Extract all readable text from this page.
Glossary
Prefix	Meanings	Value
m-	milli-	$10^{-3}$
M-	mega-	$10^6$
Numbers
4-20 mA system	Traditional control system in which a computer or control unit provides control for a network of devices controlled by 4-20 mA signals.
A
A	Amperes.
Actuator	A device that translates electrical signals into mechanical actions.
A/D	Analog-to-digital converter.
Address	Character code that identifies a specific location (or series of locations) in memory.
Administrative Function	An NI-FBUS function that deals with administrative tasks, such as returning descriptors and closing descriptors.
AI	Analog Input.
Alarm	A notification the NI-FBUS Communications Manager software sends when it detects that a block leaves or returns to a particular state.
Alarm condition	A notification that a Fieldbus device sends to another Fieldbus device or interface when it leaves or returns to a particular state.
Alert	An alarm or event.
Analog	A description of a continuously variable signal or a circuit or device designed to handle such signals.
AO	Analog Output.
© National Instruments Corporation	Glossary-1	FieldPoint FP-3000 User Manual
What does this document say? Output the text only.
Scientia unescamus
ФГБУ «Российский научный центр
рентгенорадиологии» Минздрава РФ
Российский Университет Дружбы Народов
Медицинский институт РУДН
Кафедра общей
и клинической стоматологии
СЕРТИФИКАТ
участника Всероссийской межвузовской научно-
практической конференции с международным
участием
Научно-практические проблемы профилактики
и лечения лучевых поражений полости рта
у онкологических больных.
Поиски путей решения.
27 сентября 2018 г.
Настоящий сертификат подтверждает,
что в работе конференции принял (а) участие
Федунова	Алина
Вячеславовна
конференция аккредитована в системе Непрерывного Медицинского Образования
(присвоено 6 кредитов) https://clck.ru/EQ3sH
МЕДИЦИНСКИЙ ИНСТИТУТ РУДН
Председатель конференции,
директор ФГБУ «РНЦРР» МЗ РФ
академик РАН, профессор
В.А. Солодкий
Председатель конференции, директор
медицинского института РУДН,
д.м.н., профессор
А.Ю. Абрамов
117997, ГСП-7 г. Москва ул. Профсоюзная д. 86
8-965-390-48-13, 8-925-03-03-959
--------
_Given exercise:_ From the line holding "What does this" through the last line above, reproduce each line exactly and add nothing.

_Output of the exercise:_
What does this document say? Output the text only.
Scientia unescamus
ФГБУ «Российский научный центр
рентгенорадиологии» Минздрава РФ
Российский Университет Дружбы Народов
Медицинский институт РУДН
Кафедра общей
и клинической стоматологии
СЕРТИФИКАТ
участника Всероссийской межвузовской научно-
практической конференции с международным
участием
Научно-практические проблемы профилактики
и лечения лучевых поражений полости рта
у онкологических больных.
Поиски путей решения.
27 сентября 2018 г.
Настоящий сертификат подтверждает,
что в работе конференции принял (а) участие
Федунова	Алина
Вячеславовна
конференция аккредитована в системе Непрерывного Медицинского Образования
(присвоено 6 кредитов) https://clck.ru/EQ3sH
МЕДИЦИНСКИЙ ИНСТИТУТ РУДН
Председатель конференции,
директор ФГБУ «РНЦРР» МЗ РФ
академик РАН, профессор
В.А. Солодкий
Председатель конференции, директор
медицинского института РУДН,
д.м.н., профессор
А.Ю. Абрамов
117997, ГСП-7 г. Москва ул. Профсоюзная д. 86
8-965-390-48-13, 8-925-03-03-959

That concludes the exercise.